_WORK TO COMPLETE:_
Determine how many lines of the entries contain "fill". Reply with that number alone.

────

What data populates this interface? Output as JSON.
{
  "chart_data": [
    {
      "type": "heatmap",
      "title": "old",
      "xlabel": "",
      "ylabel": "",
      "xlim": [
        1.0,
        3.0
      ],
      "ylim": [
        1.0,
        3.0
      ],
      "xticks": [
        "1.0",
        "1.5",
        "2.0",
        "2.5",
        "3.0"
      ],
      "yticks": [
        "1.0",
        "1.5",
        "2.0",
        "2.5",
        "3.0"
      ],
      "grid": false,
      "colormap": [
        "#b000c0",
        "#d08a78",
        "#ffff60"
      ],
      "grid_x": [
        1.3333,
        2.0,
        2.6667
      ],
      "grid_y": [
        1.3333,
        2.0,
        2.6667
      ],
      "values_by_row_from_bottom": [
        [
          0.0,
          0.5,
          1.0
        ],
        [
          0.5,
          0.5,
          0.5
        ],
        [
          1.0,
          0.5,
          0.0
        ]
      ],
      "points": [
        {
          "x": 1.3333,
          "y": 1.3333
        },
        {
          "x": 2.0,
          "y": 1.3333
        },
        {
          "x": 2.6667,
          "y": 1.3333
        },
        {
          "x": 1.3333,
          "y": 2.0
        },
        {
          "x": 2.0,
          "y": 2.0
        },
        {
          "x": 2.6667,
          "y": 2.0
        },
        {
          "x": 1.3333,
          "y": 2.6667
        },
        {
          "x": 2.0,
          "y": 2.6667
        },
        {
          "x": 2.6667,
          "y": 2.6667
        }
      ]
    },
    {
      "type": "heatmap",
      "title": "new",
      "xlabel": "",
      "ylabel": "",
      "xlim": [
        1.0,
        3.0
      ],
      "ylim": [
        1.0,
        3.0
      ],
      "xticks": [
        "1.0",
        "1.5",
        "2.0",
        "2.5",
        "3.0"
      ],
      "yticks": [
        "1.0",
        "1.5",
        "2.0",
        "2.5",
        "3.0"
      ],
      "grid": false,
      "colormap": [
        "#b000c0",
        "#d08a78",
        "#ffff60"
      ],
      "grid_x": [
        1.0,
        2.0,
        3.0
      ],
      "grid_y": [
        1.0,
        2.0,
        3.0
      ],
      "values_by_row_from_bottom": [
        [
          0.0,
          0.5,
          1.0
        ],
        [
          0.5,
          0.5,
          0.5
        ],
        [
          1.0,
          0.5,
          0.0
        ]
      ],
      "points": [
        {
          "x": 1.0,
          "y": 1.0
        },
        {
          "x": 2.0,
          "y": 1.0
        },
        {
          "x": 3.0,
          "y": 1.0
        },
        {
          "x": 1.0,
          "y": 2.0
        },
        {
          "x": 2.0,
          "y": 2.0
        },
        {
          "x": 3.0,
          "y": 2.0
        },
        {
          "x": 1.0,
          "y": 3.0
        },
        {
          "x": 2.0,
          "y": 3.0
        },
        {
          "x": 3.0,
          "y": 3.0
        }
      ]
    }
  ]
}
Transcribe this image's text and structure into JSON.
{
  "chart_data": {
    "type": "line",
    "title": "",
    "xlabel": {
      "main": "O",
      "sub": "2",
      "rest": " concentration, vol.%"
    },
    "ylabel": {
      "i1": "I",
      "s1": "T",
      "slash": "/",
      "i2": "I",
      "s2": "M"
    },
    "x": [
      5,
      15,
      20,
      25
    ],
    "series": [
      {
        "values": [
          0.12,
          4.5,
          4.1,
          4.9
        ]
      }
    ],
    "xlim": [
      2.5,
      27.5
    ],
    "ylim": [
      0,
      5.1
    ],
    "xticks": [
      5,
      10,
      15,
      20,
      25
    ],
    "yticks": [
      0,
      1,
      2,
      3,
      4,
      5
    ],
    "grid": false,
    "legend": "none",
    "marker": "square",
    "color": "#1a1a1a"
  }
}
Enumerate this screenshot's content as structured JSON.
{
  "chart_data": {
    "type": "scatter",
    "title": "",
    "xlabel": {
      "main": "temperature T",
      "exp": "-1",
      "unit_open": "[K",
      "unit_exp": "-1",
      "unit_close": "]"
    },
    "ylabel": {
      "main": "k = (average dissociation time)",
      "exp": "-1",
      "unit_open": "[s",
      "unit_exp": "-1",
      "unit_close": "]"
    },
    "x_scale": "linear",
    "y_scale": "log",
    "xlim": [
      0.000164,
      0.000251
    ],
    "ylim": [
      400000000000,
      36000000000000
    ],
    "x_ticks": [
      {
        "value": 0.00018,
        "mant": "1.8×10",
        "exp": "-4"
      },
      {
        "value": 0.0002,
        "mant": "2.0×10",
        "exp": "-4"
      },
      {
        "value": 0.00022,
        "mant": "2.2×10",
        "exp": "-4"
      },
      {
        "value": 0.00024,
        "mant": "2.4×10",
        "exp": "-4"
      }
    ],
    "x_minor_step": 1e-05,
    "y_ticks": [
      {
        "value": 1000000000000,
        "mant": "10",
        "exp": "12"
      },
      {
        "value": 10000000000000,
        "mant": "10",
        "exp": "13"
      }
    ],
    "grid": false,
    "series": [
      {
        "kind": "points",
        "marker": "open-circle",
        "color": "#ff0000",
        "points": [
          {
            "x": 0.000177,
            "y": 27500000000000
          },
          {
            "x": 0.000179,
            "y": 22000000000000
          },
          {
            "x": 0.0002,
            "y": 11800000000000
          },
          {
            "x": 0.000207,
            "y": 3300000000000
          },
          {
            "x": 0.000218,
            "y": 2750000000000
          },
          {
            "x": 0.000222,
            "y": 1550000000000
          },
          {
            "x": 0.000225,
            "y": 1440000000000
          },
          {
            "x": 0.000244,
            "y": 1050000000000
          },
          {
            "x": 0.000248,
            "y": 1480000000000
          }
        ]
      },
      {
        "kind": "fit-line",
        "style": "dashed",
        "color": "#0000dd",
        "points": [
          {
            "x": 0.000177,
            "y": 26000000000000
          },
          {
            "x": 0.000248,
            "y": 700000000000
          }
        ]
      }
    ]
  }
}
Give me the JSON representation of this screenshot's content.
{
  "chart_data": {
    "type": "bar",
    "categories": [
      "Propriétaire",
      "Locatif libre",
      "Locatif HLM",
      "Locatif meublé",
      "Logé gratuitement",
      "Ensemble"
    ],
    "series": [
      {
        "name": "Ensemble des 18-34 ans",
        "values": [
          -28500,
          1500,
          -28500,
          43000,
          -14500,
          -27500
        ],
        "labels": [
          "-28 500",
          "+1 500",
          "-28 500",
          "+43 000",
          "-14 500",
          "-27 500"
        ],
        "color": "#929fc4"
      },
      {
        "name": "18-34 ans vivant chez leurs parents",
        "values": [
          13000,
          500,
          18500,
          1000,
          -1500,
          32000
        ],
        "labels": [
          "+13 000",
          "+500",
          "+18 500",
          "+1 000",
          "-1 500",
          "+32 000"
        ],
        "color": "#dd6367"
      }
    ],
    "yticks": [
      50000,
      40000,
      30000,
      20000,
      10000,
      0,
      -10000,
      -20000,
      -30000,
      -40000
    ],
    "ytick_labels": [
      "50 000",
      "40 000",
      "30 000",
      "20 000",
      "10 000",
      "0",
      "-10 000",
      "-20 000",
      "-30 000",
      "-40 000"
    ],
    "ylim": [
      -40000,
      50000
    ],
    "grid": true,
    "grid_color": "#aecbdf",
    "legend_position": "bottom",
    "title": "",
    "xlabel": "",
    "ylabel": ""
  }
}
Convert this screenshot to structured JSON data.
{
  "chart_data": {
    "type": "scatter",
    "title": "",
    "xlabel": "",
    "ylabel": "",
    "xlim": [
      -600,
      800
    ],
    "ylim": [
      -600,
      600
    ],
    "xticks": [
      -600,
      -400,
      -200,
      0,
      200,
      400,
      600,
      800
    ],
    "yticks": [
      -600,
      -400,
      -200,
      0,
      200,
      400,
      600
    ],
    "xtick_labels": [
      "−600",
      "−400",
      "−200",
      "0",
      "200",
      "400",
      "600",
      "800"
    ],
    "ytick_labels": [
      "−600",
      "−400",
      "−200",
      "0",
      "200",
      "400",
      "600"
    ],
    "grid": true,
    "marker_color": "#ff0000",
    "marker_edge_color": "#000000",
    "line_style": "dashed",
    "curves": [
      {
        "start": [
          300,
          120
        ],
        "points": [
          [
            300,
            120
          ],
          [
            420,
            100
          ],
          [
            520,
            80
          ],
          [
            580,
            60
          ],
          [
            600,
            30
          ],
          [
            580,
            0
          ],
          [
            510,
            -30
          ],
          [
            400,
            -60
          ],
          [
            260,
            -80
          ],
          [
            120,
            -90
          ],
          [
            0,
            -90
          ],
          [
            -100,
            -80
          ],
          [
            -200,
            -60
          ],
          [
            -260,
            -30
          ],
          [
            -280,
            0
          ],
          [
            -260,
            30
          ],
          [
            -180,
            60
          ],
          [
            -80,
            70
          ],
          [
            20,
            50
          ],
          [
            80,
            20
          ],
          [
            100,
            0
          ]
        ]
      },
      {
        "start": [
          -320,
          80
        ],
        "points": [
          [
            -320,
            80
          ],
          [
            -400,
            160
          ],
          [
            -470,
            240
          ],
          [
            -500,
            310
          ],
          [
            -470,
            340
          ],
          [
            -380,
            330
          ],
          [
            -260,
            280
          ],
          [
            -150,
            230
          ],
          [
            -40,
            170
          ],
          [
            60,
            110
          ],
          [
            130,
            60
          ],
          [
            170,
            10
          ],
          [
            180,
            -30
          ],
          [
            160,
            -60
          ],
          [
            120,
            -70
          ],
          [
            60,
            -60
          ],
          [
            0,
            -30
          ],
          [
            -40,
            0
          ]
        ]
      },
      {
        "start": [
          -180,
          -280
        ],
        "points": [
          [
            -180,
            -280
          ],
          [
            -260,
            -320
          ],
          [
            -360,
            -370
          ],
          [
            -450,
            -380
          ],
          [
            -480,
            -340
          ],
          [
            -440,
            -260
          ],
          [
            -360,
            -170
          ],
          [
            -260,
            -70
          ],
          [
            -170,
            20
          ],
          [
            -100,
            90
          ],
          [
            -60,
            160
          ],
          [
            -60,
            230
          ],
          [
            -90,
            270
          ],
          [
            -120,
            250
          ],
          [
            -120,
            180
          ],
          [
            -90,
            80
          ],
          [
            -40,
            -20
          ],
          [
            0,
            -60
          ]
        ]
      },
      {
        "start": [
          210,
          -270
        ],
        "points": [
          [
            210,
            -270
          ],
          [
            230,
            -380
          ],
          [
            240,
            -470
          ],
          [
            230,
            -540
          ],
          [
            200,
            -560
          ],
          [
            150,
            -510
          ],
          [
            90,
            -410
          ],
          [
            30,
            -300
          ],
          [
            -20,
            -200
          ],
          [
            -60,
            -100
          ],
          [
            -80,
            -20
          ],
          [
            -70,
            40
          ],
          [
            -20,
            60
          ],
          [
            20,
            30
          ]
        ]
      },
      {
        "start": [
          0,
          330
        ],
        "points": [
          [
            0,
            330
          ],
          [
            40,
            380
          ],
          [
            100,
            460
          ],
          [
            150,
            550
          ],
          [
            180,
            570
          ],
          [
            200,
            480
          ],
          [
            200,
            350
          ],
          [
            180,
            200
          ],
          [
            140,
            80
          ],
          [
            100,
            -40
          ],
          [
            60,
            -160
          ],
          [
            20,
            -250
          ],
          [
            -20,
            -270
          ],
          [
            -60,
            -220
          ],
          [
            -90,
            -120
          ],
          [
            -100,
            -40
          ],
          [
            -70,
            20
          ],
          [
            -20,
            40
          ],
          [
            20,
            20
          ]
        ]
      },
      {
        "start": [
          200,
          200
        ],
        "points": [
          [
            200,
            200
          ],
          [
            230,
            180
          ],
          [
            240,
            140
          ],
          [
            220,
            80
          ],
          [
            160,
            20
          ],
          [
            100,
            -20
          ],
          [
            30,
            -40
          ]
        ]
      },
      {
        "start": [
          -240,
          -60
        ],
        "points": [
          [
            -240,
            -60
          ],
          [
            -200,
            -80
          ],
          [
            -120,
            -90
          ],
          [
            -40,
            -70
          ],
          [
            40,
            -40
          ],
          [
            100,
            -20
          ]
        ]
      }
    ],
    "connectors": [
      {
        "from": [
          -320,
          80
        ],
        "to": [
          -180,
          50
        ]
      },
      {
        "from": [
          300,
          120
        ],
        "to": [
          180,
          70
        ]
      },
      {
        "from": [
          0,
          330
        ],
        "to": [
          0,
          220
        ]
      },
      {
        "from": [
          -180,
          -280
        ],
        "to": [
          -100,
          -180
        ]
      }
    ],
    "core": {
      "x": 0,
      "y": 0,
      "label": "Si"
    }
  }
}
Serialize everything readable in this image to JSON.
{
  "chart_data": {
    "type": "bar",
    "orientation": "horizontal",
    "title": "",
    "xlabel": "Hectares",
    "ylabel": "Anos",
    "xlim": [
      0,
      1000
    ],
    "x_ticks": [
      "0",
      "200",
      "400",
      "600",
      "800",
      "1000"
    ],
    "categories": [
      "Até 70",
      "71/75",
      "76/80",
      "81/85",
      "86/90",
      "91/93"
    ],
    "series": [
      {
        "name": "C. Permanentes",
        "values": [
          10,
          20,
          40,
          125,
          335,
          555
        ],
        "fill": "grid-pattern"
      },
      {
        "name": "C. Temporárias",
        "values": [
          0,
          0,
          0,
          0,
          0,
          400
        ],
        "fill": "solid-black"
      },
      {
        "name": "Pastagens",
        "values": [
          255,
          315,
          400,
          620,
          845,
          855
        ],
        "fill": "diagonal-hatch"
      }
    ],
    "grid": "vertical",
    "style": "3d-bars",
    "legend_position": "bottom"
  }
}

────

_ANSWER IN FULL:_
3